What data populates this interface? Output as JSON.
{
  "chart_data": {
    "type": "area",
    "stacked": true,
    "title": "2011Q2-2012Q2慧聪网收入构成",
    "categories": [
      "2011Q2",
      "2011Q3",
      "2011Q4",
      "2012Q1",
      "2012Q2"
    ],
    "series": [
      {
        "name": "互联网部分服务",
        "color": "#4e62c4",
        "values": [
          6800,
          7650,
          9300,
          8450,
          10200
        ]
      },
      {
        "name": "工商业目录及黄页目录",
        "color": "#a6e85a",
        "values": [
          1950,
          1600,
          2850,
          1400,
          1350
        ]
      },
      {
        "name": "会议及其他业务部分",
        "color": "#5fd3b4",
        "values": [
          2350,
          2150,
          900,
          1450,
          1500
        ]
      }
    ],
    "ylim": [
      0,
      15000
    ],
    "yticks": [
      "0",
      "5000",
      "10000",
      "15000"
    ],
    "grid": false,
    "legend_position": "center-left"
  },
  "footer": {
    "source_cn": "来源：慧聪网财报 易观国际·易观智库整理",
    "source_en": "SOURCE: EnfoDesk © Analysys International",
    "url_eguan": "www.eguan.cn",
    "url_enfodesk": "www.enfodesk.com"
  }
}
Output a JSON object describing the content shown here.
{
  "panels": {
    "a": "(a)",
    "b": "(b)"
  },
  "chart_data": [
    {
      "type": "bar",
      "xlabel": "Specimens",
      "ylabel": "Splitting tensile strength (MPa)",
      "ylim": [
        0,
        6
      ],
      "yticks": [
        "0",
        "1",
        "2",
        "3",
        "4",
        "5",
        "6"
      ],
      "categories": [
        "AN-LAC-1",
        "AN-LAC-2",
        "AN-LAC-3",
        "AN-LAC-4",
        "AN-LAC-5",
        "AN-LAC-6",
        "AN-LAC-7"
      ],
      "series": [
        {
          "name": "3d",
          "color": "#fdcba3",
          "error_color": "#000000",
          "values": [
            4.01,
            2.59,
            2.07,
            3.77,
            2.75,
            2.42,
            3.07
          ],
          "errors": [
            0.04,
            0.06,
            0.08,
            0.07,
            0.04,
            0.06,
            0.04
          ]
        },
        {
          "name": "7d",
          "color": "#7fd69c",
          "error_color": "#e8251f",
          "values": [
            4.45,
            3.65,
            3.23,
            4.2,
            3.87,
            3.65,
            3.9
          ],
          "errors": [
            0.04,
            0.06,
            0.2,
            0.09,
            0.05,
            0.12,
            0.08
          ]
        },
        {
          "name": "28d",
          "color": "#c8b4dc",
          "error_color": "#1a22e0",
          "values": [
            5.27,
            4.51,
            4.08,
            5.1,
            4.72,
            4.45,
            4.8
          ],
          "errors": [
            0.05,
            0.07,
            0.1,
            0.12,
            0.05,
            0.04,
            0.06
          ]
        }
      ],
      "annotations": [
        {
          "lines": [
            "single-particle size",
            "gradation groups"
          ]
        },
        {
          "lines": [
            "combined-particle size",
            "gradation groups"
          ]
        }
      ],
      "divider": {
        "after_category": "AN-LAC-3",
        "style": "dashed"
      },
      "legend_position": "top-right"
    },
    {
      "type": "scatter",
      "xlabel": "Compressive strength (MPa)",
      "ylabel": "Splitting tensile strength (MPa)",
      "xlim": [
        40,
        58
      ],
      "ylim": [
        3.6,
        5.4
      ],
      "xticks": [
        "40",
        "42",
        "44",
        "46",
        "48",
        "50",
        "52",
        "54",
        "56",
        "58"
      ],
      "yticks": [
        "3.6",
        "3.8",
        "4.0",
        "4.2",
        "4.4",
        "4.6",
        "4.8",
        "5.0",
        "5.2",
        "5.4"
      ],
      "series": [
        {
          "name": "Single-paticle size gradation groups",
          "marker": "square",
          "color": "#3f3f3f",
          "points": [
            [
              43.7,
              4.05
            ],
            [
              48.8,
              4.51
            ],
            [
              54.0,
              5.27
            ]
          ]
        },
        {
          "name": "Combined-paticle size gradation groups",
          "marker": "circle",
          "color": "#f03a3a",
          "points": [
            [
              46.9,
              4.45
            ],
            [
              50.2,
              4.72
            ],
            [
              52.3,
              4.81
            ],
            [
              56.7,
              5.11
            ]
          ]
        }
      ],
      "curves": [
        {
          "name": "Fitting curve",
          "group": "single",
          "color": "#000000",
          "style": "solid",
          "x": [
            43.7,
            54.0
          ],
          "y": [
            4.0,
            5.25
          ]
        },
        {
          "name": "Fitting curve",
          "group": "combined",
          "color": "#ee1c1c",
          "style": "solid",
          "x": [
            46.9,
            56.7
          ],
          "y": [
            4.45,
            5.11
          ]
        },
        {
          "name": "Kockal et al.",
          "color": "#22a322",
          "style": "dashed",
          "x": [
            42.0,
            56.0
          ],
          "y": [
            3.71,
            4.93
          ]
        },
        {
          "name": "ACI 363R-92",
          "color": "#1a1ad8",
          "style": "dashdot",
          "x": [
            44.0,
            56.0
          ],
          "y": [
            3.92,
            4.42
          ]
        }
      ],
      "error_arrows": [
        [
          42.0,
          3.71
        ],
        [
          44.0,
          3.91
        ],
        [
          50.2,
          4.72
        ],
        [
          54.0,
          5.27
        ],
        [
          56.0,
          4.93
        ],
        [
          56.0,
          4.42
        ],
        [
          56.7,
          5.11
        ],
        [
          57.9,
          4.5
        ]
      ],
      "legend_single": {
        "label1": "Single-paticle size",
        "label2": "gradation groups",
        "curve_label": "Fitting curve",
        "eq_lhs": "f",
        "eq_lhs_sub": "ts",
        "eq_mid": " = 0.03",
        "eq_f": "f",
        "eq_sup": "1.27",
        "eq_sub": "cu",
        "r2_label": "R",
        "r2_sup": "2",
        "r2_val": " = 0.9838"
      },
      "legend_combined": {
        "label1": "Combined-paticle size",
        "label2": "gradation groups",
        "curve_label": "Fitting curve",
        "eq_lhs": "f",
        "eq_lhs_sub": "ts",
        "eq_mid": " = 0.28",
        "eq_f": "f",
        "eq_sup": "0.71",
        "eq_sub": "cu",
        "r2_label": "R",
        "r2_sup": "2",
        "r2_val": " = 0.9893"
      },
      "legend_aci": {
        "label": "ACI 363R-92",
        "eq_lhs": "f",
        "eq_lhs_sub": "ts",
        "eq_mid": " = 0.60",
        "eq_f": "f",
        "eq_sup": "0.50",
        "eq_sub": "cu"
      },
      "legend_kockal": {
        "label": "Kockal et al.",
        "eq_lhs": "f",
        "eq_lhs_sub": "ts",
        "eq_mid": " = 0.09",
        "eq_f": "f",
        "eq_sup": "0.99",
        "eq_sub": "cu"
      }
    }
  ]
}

Written instruction
Transcribe all of the material exactly. Omit nothing.

Final result
What data populates this interface? Output as JSON.
{
  "chart_data": {
    "type": "area",
    "stacked": true,
    "title": "2011Q2-2012Q2慧聪网收入构成",
    "categories": [
      "2011Q2",
      "2011Q3",
      "2011Q4",
      "2012Q1",
      "2012Q2"
    ],
    "series": [
      {
        "name": "互联网部分服务",
        "color": "#4e62c4",
        "values": [
          6800,
          7650,
          9300,
          8450,
          10200
        ]
      },
      {
        "name": "工商业目录及黄页目录",
        "color": "#a6e85a",
        "values": [
          1950,
          1600,
          2850,
          1400,
          1350
        ]
      },
      {
        "name": "会议及其他业务部分",
        "color": "#5fd3b4",
        "values": [
          2350,
          2150,
          900,
          1450,
          1500
        ]
      }
    ],
    "ylim": [
      0,
      15000
    ],
    "yticks": [
      "0",
      "5000",
      "10000",
      "15000"
    ],
    "grid": false,
    "legend_position": "center-left"
  },
  "footer": {
    "source_cn": "来源：慧聪网财报 易观国际·易观智库整理",
    "source_en": "SOURCE: EnfoDesk © Analysys International",
    "url_eguan": "www.eguan.cn",
    "url_enfodesk": "www.enfodesk.com"
  }
}
Output a JSON object describing the content shown here.
{
  "panels": {
    "a": "(a)",
    "b": "(b)"
  },
  "chart_data": [
    {
      "type": "bar",
      "xlabel": "Specimens",
      "ylabel": "Splitting tensile strength (MPa)",
      "ylim": [
        0,
        6
      ],
      "yticks": [
        "0",
        "1",
        "2",
        "3",
        "4",
        "5",
        "6"
      ],
      "categories": [
        "AN-LAC-1",
        "AN-LAC-2",
        "AN-LAC-3",
        "AN-LAC-4",
        "AN-LAC-5",
        "AN-LAC-6",
        "AN-LAC-7"
      ],
      "series": [
        {
          "name": "3d",
          "color": "#fdcba3",
          "error_color": "#000000",
          "values": [
            4.01,
            2.59,
            2.07,
            3.77,
            2.75,
            2.42,
            3.07
          ],
          "errors": [
            0.04,
            0.06,
            0.08,
            0.07,
            0.04,
            0.06,
            0.04
          ]
        },
        {
          "name": "7d",
          "color": "#7fd69c",
          "error_color": "#e8251f",
          "values": [
            4.45,
            3.65,
            3.23,
            4.2,
            3.87,
            3.65,
            3.9
          ],
          "errors": [
            0.04,
            0.06,
            0.2,
            0.09,
            0.05,
            0.12,
            0.08
          ]
        },
        {
          "name": "28d",
          "color": "#c8b4dc",
          "error_color": "#1a22e0",
          "values": [
            5.27,
            4.51,
            4.08,
            5.1,
            4.72,
            4.45,
            4.8
          ],
          "errors": [
            0.05,
            0.07,
            0.1,
            0.12,
            0.05,
            0.04,
            0.06
          ]
        }
      ],
      "annotations": [
        {
          "lines": [
            "single-particle size",
            "gradation groups"
          ]
        },
        {
          "lines": [
            "combined-particle size",
            "gradation groups"
          ]
        }
      ],
      "divider": {
        "after_category": "AN-LAC-3",
        "style": "dashed"
      },
      "legend_position": "top-right"
    },
    {
      "type": "scatter",
      "xlabel": "Compressive strength (MPa)",
      "ylabel": "Splitting tensile strength (MPa)",
      "xlim": [
        40,
        58
      ],
      "ylim": [
        3.6,
        5.4
      ],
      "xticks": [
        "40",
        "42",
        "44",
        "46",
        "48",
        "50",
        "52",
        "54",
        "56",
        "58"
      ],
      "yticks": [
        "3.6",
        "3.8",
        "4.0",
        "4.2",
        "4.4",
        "4.6",
        "4.8",
        "5.0",
        "5.2",
        "5.4"
      ],
      "series": [
        {
          "name": "Single-paticle size gradation groups",
          "marker": "square",
          "color": "#3f3f3f",
          "points": [
            [
              43.7,
              4.05
            ],
            [
              48.8,
              4.51
            ],
            [
              54.0,
              5.27
            ]
          ]
        },
        {
          "name": "Combined-paticle size gradation groups",
          "marker": "circle",
          "color": "#f03a3a",
          "points": [
            [
              46.9,
              4.45
            ],
            [
              50.2,
              4.72
            ],
            [
              52.3,
              4.81
            ],
            [
              56.7,
              5.11
            ]
          ]
        }
      ],
      "curves": [
        {
          "name": "Fitting curve",
          "group": "single",
          "color": "#000000",
          "style": "solid",
          "x": [
            43.7,
            54.0
          ],
          "y": [
            4.0,
            5.25
          ]
        },
        {
          "name": "Fitting curve",
          "group": "combined",
          "color": "#ee1c1c",
          "style": "solid",
          "x": [
            46.9,
            56.7
          ],
          "y": [
            4.45,
            5.11
          ]
        },
        {
          "name": "Kockal et al.",
          "color": "#22a322",
          "style": "dashed",
          "x": [
            42.0,
            56.0
          ],
          "y": [
            3.71,
            4.93
          ]
        },
        {
          "name": "ACI 363R-92",
          "color": "#1a1ad8",
          "style": "dashdot",
          "x": [
            44.0,
            56.0
          ],
          "y": [
            3.92,
            4.42
          ]
        }
      ],
      "error_arrows": [
        [
          42.0,
          3.71
        ],
        [
          44.0,
          3.91
        ],
        [
          50.2,
          4.72
        ],
        [
          54.0,
          5.27
        ],
        [
          56.0,
          4.93
        ],
        [
          56.0,
          4.42
        ],
        [
          56.7,
          5.11
        ],
        [
          57.9,
          4.5
        ]
      ],
      "legend_single": {
        "label1": "Single-paticle size",
        "label2": "gradation groups",
        "curve_label": "Fitting curve",
        "eq_lhs": "f",
        "eq_lhs_sub": "ts",
        "eq_mid": " = 0.03",
        "eq_f": "f",
        "eq_sup": "1.27",
        "eq_sub": "cu",
        "r2_label": "R",
        "r2_sup": "2",
        "r2_val": " = 0.9838"
      },
      "legend_combined": {
        "label1": "Combined-paticle size",
        "label2": "gradation groups",
        "curve_label": "Fitting curve",
        "eq_lhs": "f",
        "eq_lhs_sub": "ts",
        "eq_mid": " = 0.28",
        "eq_f": "f",
        "eq_sup": "0.71",
        "eq_sub": "cu",
        "r2_label": "R",
        "r2_sup": "2",
        "r2_val": " = 0.9893"
      },
      "legend_aci": {
        "label": "ACI 363R-92",
        "eq_lhs": "f",
        "eq_lhs_sub": "ts",
        "eq_mid": " = 0.60",
        "eq_f": "f",
        "eq_sup": "0.50",
        "eq_sub": "cu"
      },
      "legend_kockal": {
        "label": "Kockal et al.",
        "eq_lhs": "f",
        "eq_lhs_sub": "ts",
        "eq_mid": " = 0.09",
        "eq_f": "f",
        "eq_sup": "0.99",
        "eq_sub": "cu"
      }
    }
  ]
}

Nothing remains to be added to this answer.